Copy every line of the listing that holds the string "abonnement".

## START DATA TO PROCESS

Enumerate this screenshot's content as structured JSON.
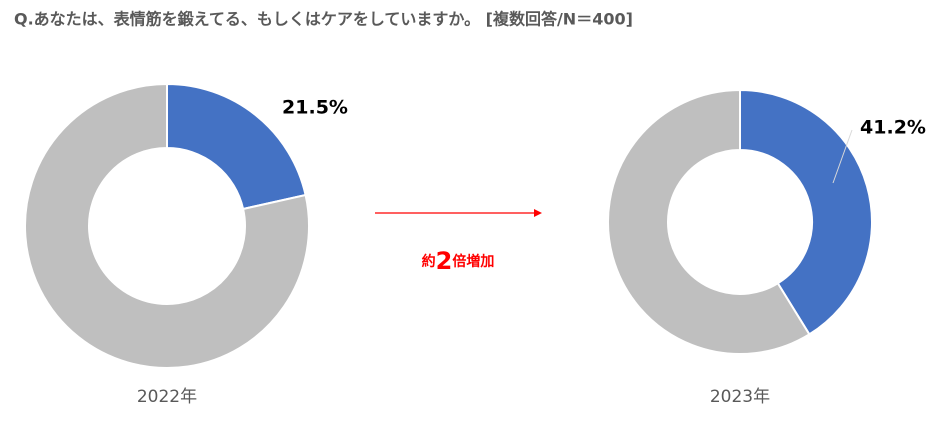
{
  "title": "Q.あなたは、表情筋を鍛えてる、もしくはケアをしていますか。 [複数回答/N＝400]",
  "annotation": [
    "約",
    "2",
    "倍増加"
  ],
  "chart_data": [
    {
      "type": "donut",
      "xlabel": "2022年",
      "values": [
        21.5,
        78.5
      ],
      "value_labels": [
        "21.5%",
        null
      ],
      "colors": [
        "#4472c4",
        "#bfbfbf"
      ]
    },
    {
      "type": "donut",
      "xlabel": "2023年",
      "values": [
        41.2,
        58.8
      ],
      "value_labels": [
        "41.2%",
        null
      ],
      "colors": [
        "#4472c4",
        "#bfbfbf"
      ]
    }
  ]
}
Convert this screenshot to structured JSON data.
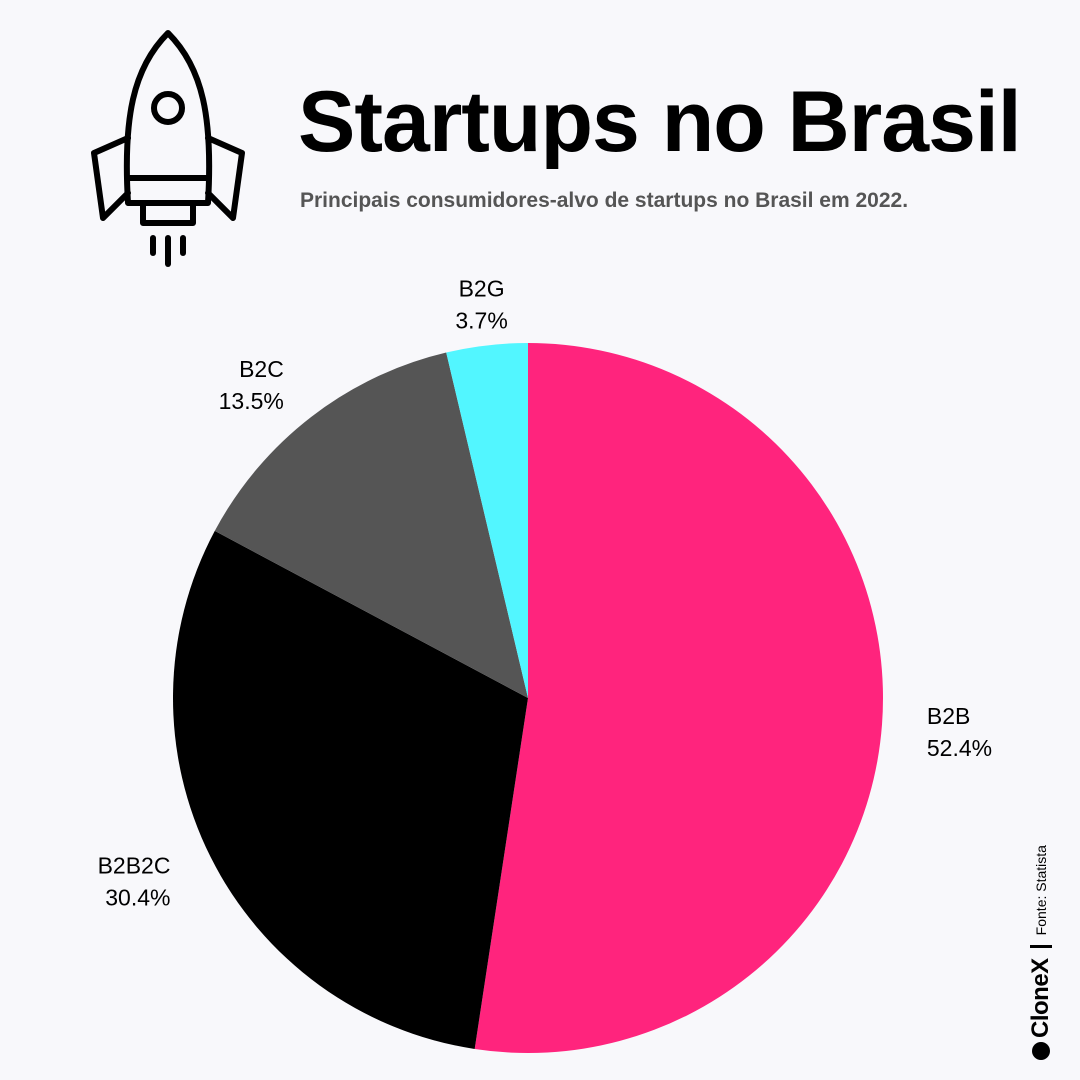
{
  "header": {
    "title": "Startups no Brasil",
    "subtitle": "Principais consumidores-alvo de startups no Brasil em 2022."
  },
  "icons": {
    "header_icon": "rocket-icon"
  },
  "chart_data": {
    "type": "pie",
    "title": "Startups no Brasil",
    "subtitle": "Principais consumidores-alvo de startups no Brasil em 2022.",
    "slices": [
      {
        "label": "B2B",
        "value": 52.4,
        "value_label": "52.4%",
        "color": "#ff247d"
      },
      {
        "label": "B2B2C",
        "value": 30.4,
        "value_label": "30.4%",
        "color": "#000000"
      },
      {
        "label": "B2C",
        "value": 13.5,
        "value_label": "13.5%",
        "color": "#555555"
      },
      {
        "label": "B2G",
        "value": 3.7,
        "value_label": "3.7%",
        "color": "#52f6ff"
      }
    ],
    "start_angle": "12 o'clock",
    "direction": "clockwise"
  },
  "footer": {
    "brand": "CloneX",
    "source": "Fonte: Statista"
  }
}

## END DATA TO PROCESS
## START DATA TO PROCESS

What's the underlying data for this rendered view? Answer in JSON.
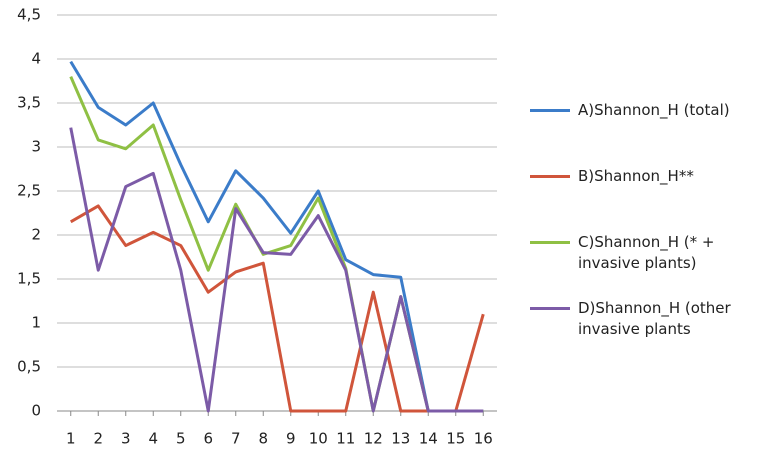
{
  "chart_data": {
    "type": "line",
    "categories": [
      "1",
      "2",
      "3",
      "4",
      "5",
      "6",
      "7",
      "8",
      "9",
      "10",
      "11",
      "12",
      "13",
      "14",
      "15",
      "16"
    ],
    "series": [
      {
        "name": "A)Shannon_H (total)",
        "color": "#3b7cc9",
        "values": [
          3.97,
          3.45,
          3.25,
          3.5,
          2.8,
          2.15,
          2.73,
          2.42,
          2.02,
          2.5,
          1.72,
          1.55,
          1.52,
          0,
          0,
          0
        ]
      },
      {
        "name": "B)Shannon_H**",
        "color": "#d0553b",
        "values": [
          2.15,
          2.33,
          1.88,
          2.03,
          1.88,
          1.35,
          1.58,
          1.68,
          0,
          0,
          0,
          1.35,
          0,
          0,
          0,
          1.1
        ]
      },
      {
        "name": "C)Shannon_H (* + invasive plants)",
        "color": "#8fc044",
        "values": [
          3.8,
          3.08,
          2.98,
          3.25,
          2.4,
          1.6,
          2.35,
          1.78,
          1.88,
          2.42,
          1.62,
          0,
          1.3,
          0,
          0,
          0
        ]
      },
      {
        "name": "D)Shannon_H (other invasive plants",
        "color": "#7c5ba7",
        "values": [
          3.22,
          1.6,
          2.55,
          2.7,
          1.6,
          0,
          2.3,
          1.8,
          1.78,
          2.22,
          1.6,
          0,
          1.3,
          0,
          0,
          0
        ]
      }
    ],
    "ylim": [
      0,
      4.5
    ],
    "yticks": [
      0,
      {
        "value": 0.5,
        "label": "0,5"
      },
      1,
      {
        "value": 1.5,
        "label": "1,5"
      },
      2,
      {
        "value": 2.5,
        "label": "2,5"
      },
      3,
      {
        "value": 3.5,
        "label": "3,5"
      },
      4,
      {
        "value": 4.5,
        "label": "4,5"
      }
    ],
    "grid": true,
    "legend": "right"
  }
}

## END DATA TO PROCESS
## START DATA TO PROCESS

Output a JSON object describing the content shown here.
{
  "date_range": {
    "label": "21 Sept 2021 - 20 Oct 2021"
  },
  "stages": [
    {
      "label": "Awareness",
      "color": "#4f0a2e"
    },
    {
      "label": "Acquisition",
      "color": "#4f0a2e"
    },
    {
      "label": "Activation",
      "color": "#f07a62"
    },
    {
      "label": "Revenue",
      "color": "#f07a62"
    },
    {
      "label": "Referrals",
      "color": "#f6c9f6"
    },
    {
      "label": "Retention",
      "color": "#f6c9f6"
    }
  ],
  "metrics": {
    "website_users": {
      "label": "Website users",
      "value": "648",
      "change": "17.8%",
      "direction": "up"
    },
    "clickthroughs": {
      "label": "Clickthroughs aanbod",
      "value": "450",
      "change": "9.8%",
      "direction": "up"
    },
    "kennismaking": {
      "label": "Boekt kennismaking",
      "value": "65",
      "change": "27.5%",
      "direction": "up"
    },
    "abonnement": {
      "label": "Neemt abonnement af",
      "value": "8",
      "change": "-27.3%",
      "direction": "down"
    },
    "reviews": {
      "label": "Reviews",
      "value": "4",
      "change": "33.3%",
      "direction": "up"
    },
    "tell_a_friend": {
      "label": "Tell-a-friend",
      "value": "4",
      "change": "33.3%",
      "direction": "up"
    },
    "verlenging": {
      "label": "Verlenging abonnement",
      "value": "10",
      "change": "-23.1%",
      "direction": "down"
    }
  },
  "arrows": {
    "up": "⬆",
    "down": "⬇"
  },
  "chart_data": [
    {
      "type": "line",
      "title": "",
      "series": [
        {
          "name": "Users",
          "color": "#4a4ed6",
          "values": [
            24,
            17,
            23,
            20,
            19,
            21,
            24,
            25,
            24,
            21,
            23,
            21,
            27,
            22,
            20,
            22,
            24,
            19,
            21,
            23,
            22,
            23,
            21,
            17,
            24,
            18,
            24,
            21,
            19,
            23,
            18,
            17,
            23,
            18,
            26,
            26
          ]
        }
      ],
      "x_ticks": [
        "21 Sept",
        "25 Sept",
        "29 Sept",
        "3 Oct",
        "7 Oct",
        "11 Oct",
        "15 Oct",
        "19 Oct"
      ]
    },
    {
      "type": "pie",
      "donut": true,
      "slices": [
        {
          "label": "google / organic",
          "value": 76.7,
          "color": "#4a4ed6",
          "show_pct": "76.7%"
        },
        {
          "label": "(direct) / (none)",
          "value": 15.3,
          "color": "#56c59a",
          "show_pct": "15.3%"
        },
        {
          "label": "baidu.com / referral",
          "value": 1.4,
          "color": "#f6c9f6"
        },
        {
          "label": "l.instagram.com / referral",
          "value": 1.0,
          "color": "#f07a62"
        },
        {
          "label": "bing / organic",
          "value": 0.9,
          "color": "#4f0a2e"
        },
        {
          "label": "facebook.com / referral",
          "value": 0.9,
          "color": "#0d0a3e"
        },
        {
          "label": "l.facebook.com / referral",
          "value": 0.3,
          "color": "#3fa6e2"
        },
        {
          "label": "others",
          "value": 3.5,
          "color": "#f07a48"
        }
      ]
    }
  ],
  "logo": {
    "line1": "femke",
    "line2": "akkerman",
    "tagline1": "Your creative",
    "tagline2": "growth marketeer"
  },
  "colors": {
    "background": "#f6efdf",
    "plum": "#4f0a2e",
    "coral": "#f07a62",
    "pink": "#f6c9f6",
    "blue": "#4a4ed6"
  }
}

## END DATA TO PROCESS

[RESPONSE TO THIS EXERCISE]:
    "abonnement": {
      "label": "Neemt abonnement af",
      "label": "Verlenging abonnement",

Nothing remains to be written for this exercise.